>>>>
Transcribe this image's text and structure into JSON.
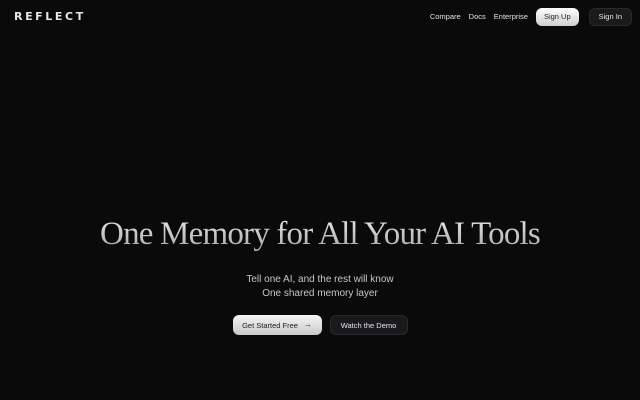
{
  "brand": {
    "logo_text": "REFLECT"
  },
  "nav": {
    "links": [
      "Compare",
      "Docs",
      "Enterprise"
    ],
    "signup_label": "Sign Up",
    "signin_label": "Sign In"
  },
  "hero": {
    "headline": "One Memory for All Your AI Tools",
    "subline_1": "Tell one AI, and the rest will know",
    "subline_2": "One shared memory layer",
    "primary_cta": "Get Started Free",
    "primary_cta_icon": "arrow-right-icon",
    "secondary_cta": "Watch the Demo"
  },
  "colors": {
    "background": "#0a0a0b",
    "primary_button": "#e6e6e6",
    "secondary_button": "#1a1a1c"
  }
}
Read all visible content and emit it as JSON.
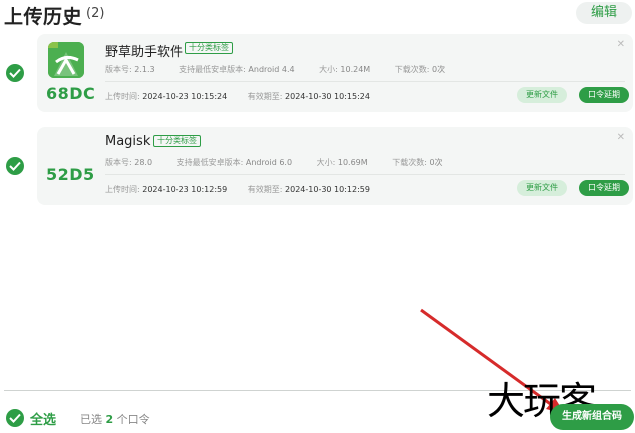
{
  "header": {
    "title": "上传历史",
    "count": "(2)",
    "edit_label": "编辑"
  },
  "uploads": [
    {
      "code": "68DC",
      "name": "野草助手软件",
      "tag": "十分类标签",
      "version_label": "版本号:",
      "version": "2.1.3",
      "min_android_label": "支持最低安卓版本:",
      "min_android": "Android 4.4",
      "size_label": "大小:",
      "size": "10.24M",
      "downloads_label": "下载次数:",
      "downloads": "0次",
      "upload_time_label": "上传时间:",
      "upload_time": "2024-10-23 10:15:24",
      "expiry_label": "有效期至:",
      "expiry": "2024-10-30 10:15:24",
      "update_label": "更新文件",
      "extend_label": "口令延期",
      "close_icon": "close-icon"
    },
    {
      "code": "52D5",
      "name": "Magisk",
      "tag": "十分类标签",
      "version_label": "版本号:",
      "version": "28.0",
      "min_android_label": "支持最低安卓版本:",
      "min_android": "Android 6.0",
      "size_label": "大小:",
      "size": "10.69M",
      "downloads_label": "下载次数:",
      "downloads": "0次",
      "upload_time_label": "上传时间:",
      "upload_time": "2024-10-23 10:12:59",
      "expiry_label": "有效期至:",
      "expiry": "2024-10-30 10:12:59",
      "update_label": "更新文件",
      "extend_label": "口令延期",
      "close_icon": "close-icon"
    }
  ],
  "footer": {
    "select_all": "全选",
    "selected_prefix": "已选",
    "selected_count": "2",
    "selected_suffix": "个口令",
    "generate_label": "生成新组合码"
  },
  "watermark": "大玩客",
  "colors": {
    "accent": "#2e9d46",
    "card_bg": "#f4f6f5",
    "arrow": "#d62b2b"
  }
}
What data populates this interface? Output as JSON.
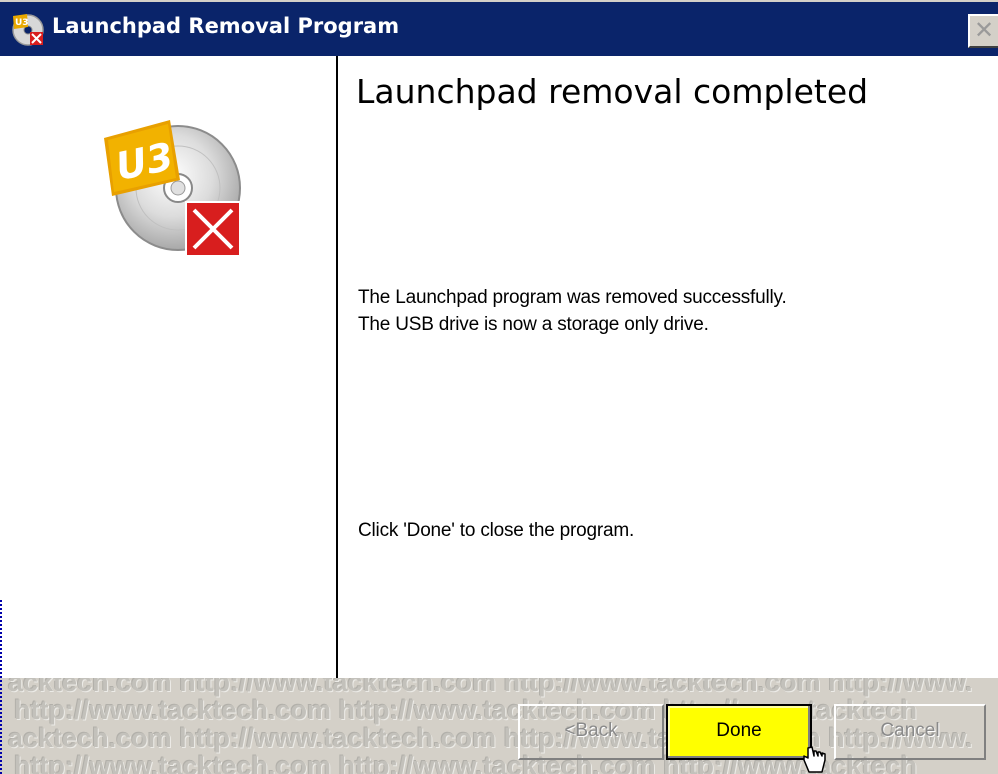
{
  "window": {
    "title": "Launchpad Removal Program",
    "close_glyph": "✕",
    "colors": {
      "titlebar": "#0a246a",
      "done_button": "#ffff00",
      "dialog_face": "#d4d0c8"
    }
  },
  "hero": {
    "icon": "u3-cd-remove-icon",
    "badge_text": "U3"
  },
  "content": {
    "heading": "Launchpad removal completed",
    "line1": "The Launchpad program was removed successfully.",
    "line2": "The USB drive is now a storage only drive.",
    "line3": "Click 'Done' to close the program."
  },
  "watermark": {
    "line1": "acktech.com http://www.tacktech.com http://www.tacktech.com http://www.",
    "line2": "http://www.tacktech.com http://www.tacktech.com http://www.tacktech",
    "line3": "acktech.com http://www.tacktech.com http://www.tacktech.com http://www.",
    "line4": "http://www.tacktech.com http://www.tacktech.com http://www.tacktech"
  },
  "buttons": {
    "back": "<Back",
    "done": "Done",
    "cancel": "Cancel"
  }
}
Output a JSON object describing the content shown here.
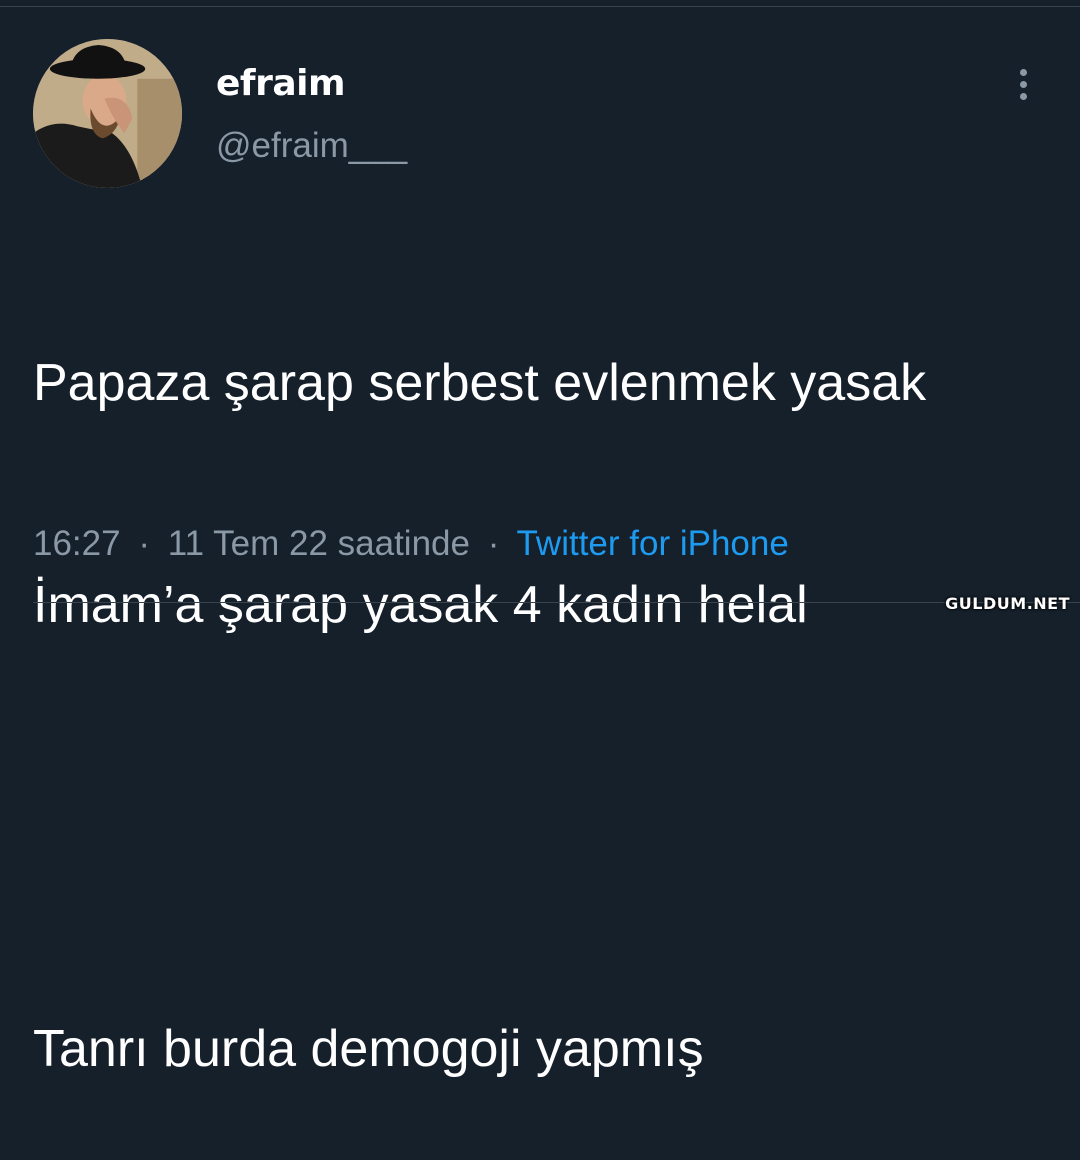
{
  "author": {
    "display_name": "efraim",
    "handle": "@efraim___"
  },
  "more_icon": "more-vertical-icon",
  "tweet": {
    "lines": [
      "Papaza şarap serbest evlenmek yasak",
      "İmam’a şarap yasak 4 kadın helal",
      "",
      "Tanrı burda demogoji yapmış"
    ]
  },
  "meta": {
    "time": "16:27",
    "separator": "·",
    "date": "11 Tem 22 saatinde",
    "source": "Twitter for iPhone"
  },
  "watermark": "GULDUM.NET",
  "colors": {
    "background": "#15202b",
    "secondary_text": "#8b98a5",
    "link": "#1d9bf0"
  }
}
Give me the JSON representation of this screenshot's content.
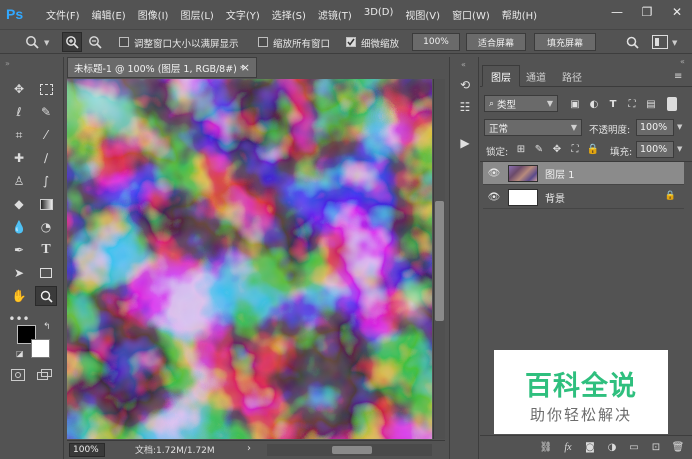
{
  "app": {
    "logo": "Ps"
  },
  "menu": [
    "文件(F)",
    "编辑(E)",
    "图像(I)",
    "图层(L)",
    "文字(Y)",
    "选择(S)",
    "滤镜(T)",
    "3D(D)",
    "视图(V)",
    "窗口(W)",
    "帮助(H)"
  ],
  "window_controls": {
    "minimize": "—",
    "restore": "❐",
    "close": "✕"
  },
  "options": {
    "resize_windows": {
      "label": "调整窗口大小以满屏显示",
      "checked": false
    },
    "zoom_all_windows": {
      "label": "缩放所有窗口",
      "checked": false
    },
    "scrubby_zoom": {
      "label": "细微缩放",
      "checked": true
    },
    "zoom_value": "100%",
    "fit_screen": "适合屏幕",
    "fill_screen": "填充屏幕"
  },
  "document": {
    "tab_title": "未标题-1 @ 100% (图层 1, RGB/8#) *",
    "tab_close": "×",
    "zoom": "100%",
    "info": "文档:1.72M/1.72M",
    "info_arrow": "›"
  },
  "layers_panel": {
    "tabs": [
      "图层",
      "通道",
      "路径"
    ],
    "filter_kind": "类型",
    "blend_mode": "正常",
    "opacity_label": "不透明度:",
    "opacity": "100%",
    "lock_label": "锁定:",
    "fill_label": "填充:",
    "fill": "100%",
    "layers": [
      {
        "name": "图层 1",
        "selected": true,
        "locked": false
      },
      {
        "name": "背景",
        "selected": false,
        "locked": true
      }
    ]
  },
  "watermark": {
    "title": "百科全说",
    "subtitle": "助你轻松解决"
  },
  "colors": {
    "accent": "#31a8ff",
    "panel_bg": "#535353",
    "watermark_green": "#2fbf7e",
    "selected_layer": "#8b8b8b"
  }
}
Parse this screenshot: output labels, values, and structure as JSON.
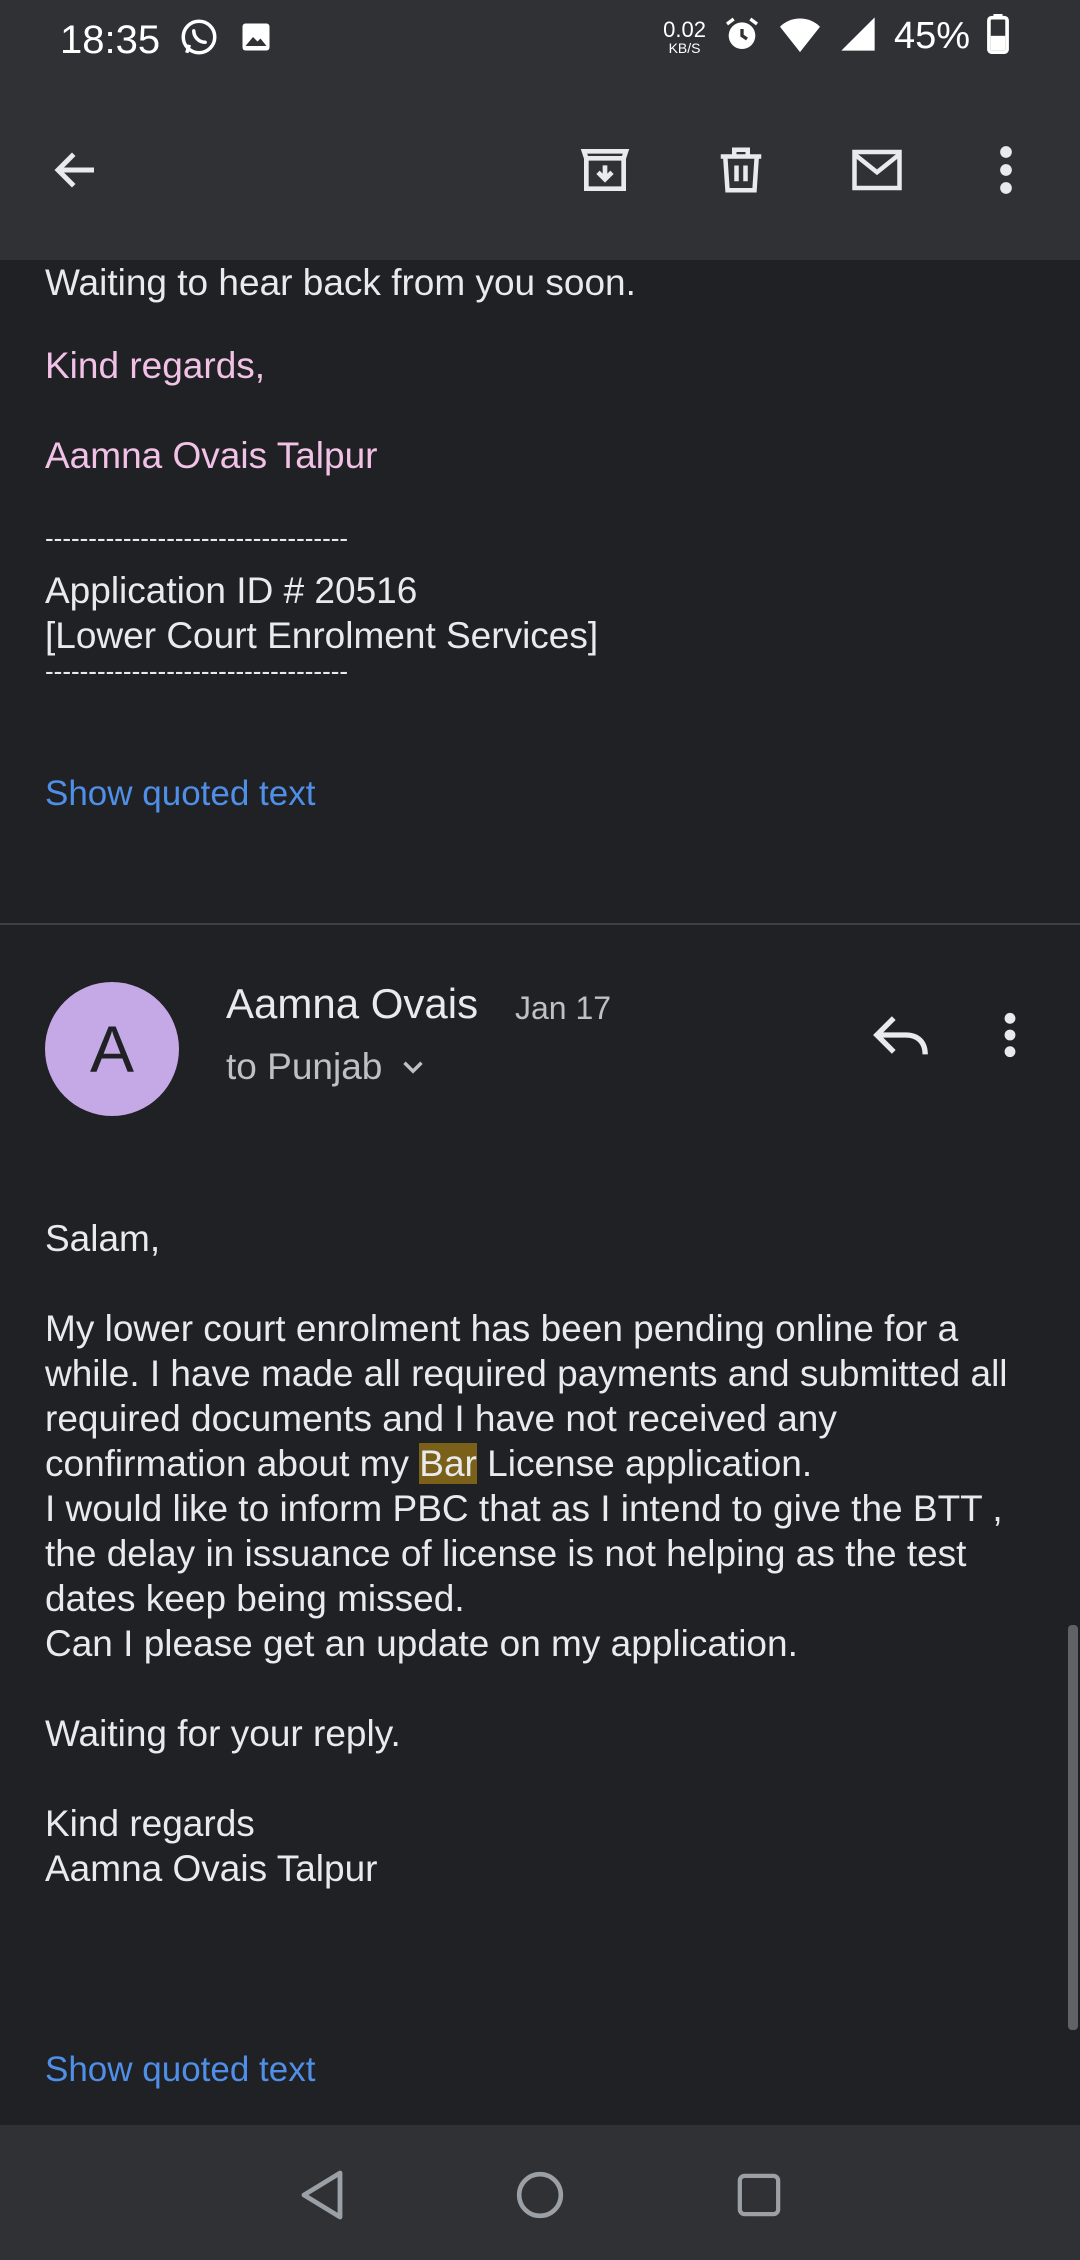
{
  "status_bar": {
    "time": "18:35",
    "net_speed_value": "0.02",
    "net_speed_unit": "KB/S",
    "battery": "45%",
    "icons": [
      "whatsapp-icon",
      "image-icon",
      "alarm-icon",
      "wifi-icon",
      "signal-icon",
      "battery-icon"
    ]
  },
  "toolbar": {
    "icons": [
      "back-arrow-icon",
      "archive-icon",
      "delete-icon",
      "mark-unread-icon",
      "more-vert-icon"
    ]
  },
  "prev_message": {
    "line1": "Waiting to hear back from you soon.",
    "regards": "Kind regards,",
    "signature": "Aamna Ovais Talpur",
    "separator": "-----------------------------------",
    "app_id": "Application ID # 20516",
    "service": "[Lower Court Enrolment Services]",
    "show_quoted": "Show quoted text"
  },
  "message": {
    "avatar_letter": "A",
    "sender": "Aamna Ovais",
    "date": "Jan 17",
    "recipient": "to Punjab",
    "greeting": "Salam,",
    "para1_a": "My lower court enrolment has been pending online for a while. I have made all required payments and submitted all required documents and I have not received any confirmation about my ",
    "para1_highlight": "Bar",
    "para1_b": " License application.",
    "para2": "I would like to inform PBC that as I intend to give the BTT , the delay in issuance of license is not helping as the test dates keep being missed.",
    "para3": "Can I please get an update on my application.",
    "para4": "Waiting for your reply.",
    "closing": "Kind regards",
    "closing_name": "Aamna Ovais Talpur",
    "show_quoted": "Show quoted text"
  },
  "colors": {
    "background": "#202124",
    "bar": "#303134",
    "link": "#4f8fe8",
    "pink_text": "#f2c1e6",
    "avatar": "#c5a8e6",
    "highlight": "#7a6018"
  }
}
<<<<
**PROMPT**
Return the listing above in full and without alteration, excluding its pictures.

**RESULT FOR THIS EXERCISE**
Transcribe this image's text and structure into JSON.
{
  "brand": {
    "logo_text": "REFLECT"
  },
  "nav": {
    "links": [
      "Compare",
      "Docs",
      "Enterprise"
    ],
    "signup_label": "Sign Up",
    "signin_label": "Sign In"
  },
  "hero": {
    "headline": "One Memory for All Your AI Tools",
    "subline_1": "Tell one AI, and the rest will know",
    "subline_2": "One shared memory layer",
    "primary_cta": "Get Started Free",
    "primary_cta_icon": "arrow-right-icon",
    "secondary_cta": "Watch the Demo"
  },
  "colors": {
    "background": "#0a0a0b",
    "primary_button": "#e6e6e6",
    "secondary_button": "#1a1a1c"
  }
}
Read all visible content and emit it as JSON.
{
  "header": {
    "title": "上传历史",
    "count": "(2)",
    "edit_label": "编辑"
  },
  "uploads": [
    {
      "code": "68DC",
      "name": "野草助手软件",
      "tag": "十分类标签",
      "version_label": "版本号:",
      "version": "2.1.3",
      "min_android_label": "支持最低安卓版本:",
      "min_android": "Android 4.4",
      "size_label": "大小:",
      "size": "10.24M",
      "downloads_label": "下载次数:",
      "downloads": "0次",
      "upload_time_label": "上传时间:",
      "upload_time": "2024-10-23 10:15:24",
      "expiry_label": "有效期至:",
      "expiry": "2024-10-30 10:15:24",
      "update_label": "更新文件",
      "extend_label": "口令延期",
      "close_icon": "close-icon"
    },
    {
      "code": "52D5",
      "name": "Magisk",
      "tag": "十分类标签",
      "version_label": "版本号:",
      "version": "28.0",
      "min_android_label": "支持最低安卓版本:",
      "min_android": "Android 6.0",
      "size_label": "大小:",
      "size": "10.69M",
      "downloads_label": "下载次数:",
      "downloads": "0次",
      "upload_time_label": "上传时间:",
      "upload_time": "2024-10-23 10:12:59",
      "expiry_label": "有效期至:",
      "expiry": "2024-10-30 10:12:59",
      "update_label": "更新文件",
      "extend_label": "口令延期",
      "close_icon": "close-icon"
    }
  ],
  "footer": {
    "select_all": "全选",
    "selected_prefix": "已选",
    "selected_count": "2",
    "selected_suffix": "个口令",
    "generate_label": "生成新组合码"
  },
  "watermark": "大玩客",
  "colors": {
    "accent": "#2e9d46",
    "card_bg": "#f4f6f5",
    "arrow": "#d62b2b"
  }
}
What data populates this interface? Output as JSON.
{
  "window": {
    "title": "Launchpad Removal Program",
    "close_glyph": "✕",
    "colors": {
      "titlebar": "#0a246a",
      "done_button": "#ffff00",
      "dialog_face": "#d4d0c8"
    }
  },
  "hero": {
    "icon": "u3-cd-remove-icon",
    "badge_text": "U3"
  },
  "content": {
    "heading": "Launchpad removal completed",
    "line1": "The Launchpad program was removed successfully.",
    "line2": "The USB drive is now a storage only drive.",
    "line3": "Click 'Done' to close the program."
  },
  "watermark": {
    "line1": "acktech.com http://www.tacktech.com http://www.tacktech.com http://www.",
    "line2": "http://www.tacktech.com http://www.tacktech.com http://www.tacktech",
    "line3": "acktech.com http://www.tacktech.com http://www.tacktech.com http://www.",
    "line4": "http://www.tacktech.com http://www.tacktech.com http://www.tacktech"
  },
  "buttons": {
    "back": "<Back",
    "done": "Done",
    "cancel": "Cancel"
  }
}
Output a JSON object describing the content shown here.
{
  "author": {
    "display_name": "efraim",
    "handle": "@efraim___"
  },
  "more_icon": "more-vertical-icon",
  "tweet": {
    "lines": [
      "Papaza şarap serbest evlenmek yasak",
      "İmam’a şarap yasak 4 kadın helal",
      "",
      "Tanrı burda demogoji yapmış"
    ]
  },
  "meta": {
    "time": "16:27",
    "separator": "·",
    "date": "11 Tem 22 saatinde",
    "source": "Twitter for iPhone"
  },
  "watermark": "GULDUM.NET",
  "colors": {
    "background": "#15202b",
    "secondary_text": "#8b98a5",
    "link": "#1d9bf0"
  }
}
Give me the JSON representation of this screenshot's content.
{
  "app": {
    "logo": "Ps"
  },
  "menu": [
    "文件(F)",
    "编辑(E)",
    "图像(I)",
    "图层(L)",
    "文字(Y)",
    "选择(S)",
    "滤镜(T)",
    "3D(D)",
    "视图(V)",
    "窗口(W)",
    "帮助(H)"
  ],
  "window_controls": {
    "minimize": "—",
    "restore": "❐",
    "close": "✕"
  },
  "options": {
    "resize_windows": {
      "label": "调整窗口大小以满屏显示",
      "checked": false
    },
    "zoom_all_windows": {
      "label": "缩放所有窗口",
      "checked": false
    },
    "scrubby_zoom": {
      "label": "细微缩放",
      "checked": true
    },
    "zoom_value": "100%",
    "fit_screen": "适合屏幕",
    "fill_screen": "填充屏幕"
  },
  "document": {
    "tab_title": "未标题-1 @ 100% (图层 1, RGB/8#) *",
    "tab_close": "×",
    "zoom": "100%",
    "info": "文档:1.72M/1.72M",
    "info_arrow": "›"
  },
  "layers_panel": {
    "tabs": [
      "图层",
      "通道",
      "路径"
    ],
    "filter_kind": "类型",
    "blend_mode": "正常",
    "opacity_label": "不透明度:",
    "opacity": "100%",
    "lock_label": "锁定:",
    "fill_label": "填充:",
    "fill": "100%",
    "layers": [
      {
        "name": "图层 1",
        "selected": true,
        "locked": false
      },
      {
        "name": "背景",
        "selected": false,
        "locked": true
      }
    ]
  },
  "watermark": {
    "title": "百科全说",
    "subtitle": "助你轻松解决"
  },
  "colors": {
    "accent": "#31a8ff",
    "panel_bg": "#535353",
    "watermark_green": "#2fbf7e",
    "selected_layer": "#8b8b8b"
  }
}
Parse this screenshot: output labels, values, and structure as JSON.
{
  "status_bar": {
    "time": "18:35",
    "net_speed_value": "0.02",
    "net_speed_unit": "KB/S",
    "battery": "45%",
    "icons": [
      "whatsapp-icon",
      "image-icon",
      "alarm-icon",
      "wifi-icon",
      "signal-icon",
      "battery-icon"
    ]
  },
  "toolbar": {
    "icons": [
      "back-arrow-icon",
      "archive-icon",
      "delete-icon",
      "mark-unread-icon",
      "more-vert-icon"
    ]
  },
  "prev_message": {
    "line1": "Waiting to hear back from you soon.",
    "regards": "Kind regards,",
    "signature": "Aamna Ovais Talpur",
    "separator": "-----------------------------------",
    "app_id": "Application ID # 20516",
    "service": "[Lower Court Enrolment Services]",
    "show_quoted": "Show quoted text"
  },
  "message": {
    "avatar_letter": "A",
    "sender": "Aamna Ovais",
    "date": "Jan 17",
    "recipient": "to Punjab",
    "greeting": "Salam,",
    "para1_a": "My lower court enrolment has been pending online for a while. I have made all required payments and submitted all required documents and I have not received any confirmation about my ",
    "para1_highlight": "Bar",
    "para1_b": " License application.",
    "para2": "I would like to inform PBC that as I intend to give the BTT , the delay in issuance of license is not helping as the test dates keep being missed.",
    "para3": "Can I please get an update on my application.",
    "para4": "Waiting for your reply.",
    "closing": "Kind regards",
    "closing_name": "Aamna Ovais Talpur",
    "show_quoted": "Show quoted text"
  },
  "colors": {
    "background": "#202124",
    "bar": "#303134",
    "link": "#4f8fe8",
    "pink_text": "#f2c1e6",
    "avatar": "#c5a8e6",
    "highlight": "#7a6018"
  }
}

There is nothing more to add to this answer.